Record extracts
# # #

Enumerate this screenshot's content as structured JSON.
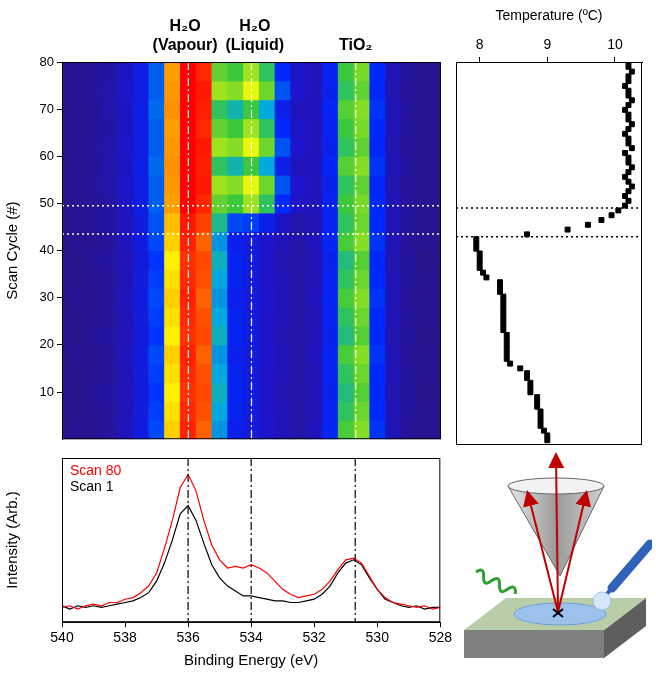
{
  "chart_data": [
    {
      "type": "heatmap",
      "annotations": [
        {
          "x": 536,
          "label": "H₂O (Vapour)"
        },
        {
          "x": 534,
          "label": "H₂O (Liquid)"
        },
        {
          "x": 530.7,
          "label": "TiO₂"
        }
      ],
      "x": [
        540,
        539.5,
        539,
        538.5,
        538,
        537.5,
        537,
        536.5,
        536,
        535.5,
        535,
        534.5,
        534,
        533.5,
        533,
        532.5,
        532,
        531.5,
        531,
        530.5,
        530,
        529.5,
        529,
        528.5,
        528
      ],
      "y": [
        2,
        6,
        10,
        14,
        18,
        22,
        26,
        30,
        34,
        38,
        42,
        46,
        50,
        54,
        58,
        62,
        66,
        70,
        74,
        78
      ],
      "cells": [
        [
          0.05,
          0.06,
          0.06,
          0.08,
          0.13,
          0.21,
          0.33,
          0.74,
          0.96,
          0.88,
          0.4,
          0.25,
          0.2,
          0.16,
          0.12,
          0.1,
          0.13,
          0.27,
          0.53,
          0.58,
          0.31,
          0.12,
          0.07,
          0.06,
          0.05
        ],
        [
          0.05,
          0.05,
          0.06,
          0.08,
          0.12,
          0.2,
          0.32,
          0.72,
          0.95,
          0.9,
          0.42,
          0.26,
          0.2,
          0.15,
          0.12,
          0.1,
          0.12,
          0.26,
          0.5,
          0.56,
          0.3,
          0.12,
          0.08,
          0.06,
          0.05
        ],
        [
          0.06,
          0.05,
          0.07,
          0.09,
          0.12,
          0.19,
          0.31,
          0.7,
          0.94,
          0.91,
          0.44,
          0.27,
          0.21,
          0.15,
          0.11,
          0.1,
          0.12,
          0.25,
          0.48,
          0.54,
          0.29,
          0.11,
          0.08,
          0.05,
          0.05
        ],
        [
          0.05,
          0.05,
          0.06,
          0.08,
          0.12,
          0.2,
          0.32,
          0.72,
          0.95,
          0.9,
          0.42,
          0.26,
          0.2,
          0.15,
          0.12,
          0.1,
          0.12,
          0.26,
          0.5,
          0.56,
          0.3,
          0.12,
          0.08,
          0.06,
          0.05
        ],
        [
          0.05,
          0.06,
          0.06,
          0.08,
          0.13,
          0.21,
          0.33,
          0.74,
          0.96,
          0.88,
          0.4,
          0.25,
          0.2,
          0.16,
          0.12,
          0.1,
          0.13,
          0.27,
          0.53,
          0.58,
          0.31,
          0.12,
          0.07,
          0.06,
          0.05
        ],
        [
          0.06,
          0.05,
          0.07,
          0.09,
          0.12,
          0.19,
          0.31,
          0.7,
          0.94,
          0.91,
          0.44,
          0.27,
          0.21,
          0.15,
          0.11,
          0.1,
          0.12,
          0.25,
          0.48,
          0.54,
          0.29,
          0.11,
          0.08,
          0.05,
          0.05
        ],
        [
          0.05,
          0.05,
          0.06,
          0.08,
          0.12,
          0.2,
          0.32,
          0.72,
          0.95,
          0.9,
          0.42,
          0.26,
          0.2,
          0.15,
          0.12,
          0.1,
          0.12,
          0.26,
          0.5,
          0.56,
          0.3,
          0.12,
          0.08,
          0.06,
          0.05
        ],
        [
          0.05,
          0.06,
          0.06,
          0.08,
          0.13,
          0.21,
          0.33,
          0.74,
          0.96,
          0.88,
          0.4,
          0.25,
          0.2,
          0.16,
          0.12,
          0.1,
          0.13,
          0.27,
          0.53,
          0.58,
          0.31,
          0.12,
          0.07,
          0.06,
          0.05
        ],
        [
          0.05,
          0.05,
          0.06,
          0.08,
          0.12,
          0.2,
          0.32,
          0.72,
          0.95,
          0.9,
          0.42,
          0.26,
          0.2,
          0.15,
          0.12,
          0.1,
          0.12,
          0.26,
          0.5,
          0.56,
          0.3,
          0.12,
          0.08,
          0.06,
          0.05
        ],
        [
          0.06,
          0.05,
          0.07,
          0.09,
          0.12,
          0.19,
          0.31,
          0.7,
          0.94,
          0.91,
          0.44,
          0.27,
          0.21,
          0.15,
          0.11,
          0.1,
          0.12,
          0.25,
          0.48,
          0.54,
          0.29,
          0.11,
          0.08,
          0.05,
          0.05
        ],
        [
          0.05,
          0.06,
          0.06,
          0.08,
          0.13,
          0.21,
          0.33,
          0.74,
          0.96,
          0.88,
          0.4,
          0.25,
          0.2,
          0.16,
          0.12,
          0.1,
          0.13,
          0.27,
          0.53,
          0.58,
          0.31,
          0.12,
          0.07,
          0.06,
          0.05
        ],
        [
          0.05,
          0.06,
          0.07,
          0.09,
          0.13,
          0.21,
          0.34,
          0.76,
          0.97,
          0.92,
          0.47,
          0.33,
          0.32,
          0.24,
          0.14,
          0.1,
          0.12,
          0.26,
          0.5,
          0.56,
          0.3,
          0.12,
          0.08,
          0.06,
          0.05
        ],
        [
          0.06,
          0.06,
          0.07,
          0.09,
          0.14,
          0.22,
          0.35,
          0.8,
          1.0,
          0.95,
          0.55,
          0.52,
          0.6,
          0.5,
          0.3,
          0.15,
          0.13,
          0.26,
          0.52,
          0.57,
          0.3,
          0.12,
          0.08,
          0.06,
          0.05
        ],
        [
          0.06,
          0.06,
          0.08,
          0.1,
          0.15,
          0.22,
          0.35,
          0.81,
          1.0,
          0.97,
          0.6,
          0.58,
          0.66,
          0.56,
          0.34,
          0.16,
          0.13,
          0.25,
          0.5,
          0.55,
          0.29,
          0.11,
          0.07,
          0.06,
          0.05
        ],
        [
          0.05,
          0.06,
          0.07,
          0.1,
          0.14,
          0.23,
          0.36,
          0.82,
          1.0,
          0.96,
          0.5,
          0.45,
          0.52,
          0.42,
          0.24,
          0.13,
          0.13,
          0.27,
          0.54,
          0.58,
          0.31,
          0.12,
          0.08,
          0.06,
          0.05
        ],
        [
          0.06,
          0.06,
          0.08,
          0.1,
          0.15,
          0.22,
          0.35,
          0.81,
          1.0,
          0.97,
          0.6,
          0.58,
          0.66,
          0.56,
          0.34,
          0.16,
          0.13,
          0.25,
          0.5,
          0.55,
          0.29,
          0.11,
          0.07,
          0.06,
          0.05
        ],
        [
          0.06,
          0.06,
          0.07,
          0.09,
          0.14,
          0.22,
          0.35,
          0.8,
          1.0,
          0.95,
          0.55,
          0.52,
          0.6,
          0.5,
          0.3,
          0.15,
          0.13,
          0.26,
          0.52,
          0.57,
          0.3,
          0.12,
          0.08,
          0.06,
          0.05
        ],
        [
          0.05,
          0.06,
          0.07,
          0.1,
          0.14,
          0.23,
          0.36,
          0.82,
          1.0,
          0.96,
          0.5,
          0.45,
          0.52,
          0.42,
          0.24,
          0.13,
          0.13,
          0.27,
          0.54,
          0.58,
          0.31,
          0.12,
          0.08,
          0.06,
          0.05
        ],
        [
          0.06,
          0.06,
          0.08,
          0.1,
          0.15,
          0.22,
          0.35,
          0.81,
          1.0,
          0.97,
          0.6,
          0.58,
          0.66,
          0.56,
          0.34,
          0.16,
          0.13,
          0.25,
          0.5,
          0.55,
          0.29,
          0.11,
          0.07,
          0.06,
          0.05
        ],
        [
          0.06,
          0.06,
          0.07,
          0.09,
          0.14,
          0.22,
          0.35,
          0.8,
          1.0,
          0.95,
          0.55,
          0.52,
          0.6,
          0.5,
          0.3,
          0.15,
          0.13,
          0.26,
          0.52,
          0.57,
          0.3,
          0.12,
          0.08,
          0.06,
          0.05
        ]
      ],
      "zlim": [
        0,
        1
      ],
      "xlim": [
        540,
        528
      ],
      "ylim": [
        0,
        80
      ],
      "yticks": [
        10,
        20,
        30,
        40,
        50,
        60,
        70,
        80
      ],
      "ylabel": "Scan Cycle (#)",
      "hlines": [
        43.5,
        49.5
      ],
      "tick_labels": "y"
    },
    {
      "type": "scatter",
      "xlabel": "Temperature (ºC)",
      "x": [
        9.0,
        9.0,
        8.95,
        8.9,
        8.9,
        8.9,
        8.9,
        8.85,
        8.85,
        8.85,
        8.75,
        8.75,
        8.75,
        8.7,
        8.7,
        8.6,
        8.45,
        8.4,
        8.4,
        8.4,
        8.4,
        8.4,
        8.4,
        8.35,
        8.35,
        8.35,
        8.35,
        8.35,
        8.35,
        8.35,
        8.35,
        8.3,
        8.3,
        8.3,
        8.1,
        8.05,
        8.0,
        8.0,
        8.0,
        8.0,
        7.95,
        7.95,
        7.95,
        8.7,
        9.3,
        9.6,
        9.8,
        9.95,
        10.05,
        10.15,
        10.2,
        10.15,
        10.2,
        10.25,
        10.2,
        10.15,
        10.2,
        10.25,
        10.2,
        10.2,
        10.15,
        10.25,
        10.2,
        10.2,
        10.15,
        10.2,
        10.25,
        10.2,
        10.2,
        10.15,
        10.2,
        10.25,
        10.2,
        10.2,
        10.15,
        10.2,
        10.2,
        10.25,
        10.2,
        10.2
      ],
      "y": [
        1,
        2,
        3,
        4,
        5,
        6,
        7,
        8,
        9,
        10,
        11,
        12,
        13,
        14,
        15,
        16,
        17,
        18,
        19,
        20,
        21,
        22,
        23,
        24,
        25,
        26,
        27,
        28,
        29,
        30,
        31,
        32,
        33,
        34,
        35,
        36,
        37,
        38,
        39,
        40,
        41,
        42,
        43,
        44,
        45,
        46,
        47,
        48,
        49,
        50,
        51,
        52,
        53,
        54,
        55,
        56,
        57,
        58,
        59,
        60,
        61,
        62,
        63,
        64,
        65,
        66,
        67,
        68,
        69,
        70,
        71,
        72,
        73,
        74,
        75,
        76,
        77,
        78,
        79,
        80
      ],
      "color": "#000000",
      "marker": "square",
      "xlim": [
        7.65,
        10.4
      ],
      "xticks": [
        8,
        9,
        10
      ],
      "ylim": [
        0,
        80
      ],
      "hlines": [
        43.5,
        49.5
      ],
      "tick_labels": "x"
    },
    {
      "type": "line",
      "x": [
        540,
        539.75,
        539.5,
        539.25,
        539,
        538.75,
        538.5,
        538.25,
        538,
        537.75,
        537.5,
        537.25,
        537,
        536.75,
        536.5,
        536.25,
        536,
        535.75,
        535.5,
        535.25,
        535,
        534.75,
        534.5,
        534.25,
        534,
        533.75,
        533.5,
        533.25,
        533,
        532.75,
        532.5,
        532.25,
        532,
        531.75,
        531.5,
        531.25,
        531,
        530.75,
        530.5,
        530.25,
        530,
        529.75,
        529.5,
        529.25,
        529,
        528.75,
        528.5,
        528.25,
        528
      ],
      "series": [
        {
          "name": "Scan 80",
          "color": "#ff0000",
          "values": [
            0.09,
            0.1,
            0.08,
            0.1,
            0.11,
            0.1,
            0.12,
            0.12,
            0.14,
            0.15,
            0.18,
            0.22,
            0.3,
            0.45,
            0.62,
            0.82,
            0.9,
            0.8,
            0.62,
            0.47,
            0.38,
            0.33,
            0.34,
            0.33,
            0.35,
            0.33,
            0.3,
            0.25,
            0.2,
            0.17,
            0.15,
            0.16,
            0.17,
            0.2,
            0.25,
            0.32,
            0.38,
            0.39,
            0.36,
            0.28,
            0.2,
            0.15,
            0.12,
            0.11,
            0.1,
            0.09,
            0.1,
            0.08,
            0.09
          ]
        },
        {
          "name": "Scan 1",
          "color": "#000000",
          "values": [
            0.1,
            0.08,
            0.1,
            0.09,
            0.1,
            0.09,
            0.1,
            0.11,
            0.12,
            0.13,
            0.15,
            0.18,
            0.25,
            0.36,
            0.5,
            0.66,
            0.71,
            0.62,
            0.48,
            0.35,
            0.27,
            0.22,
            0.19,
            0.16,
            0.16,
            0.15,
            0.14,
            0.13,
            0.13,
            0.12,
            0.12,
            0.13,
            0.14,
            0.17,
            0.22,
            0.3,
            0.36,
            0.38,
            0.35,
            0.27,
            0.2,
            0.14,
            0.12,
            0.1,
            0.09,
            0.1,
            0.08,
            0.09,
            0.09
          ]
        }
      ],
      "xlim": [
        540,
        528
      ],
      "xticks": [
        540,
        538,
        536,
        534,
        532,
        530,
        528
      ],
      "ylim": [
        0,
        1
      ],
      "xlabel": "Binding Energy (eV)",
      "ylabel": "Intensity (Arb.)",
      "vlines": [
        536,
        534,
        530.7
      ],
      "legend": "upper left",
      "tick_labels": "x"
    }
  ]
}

# # #

Problem requirements
Pick out each line containing the string "Scan" and copy it.

Written reply
      "ylabel": "Scan Cycle (#)",
          "name": "Scan 80",
          "name": "Scan 1",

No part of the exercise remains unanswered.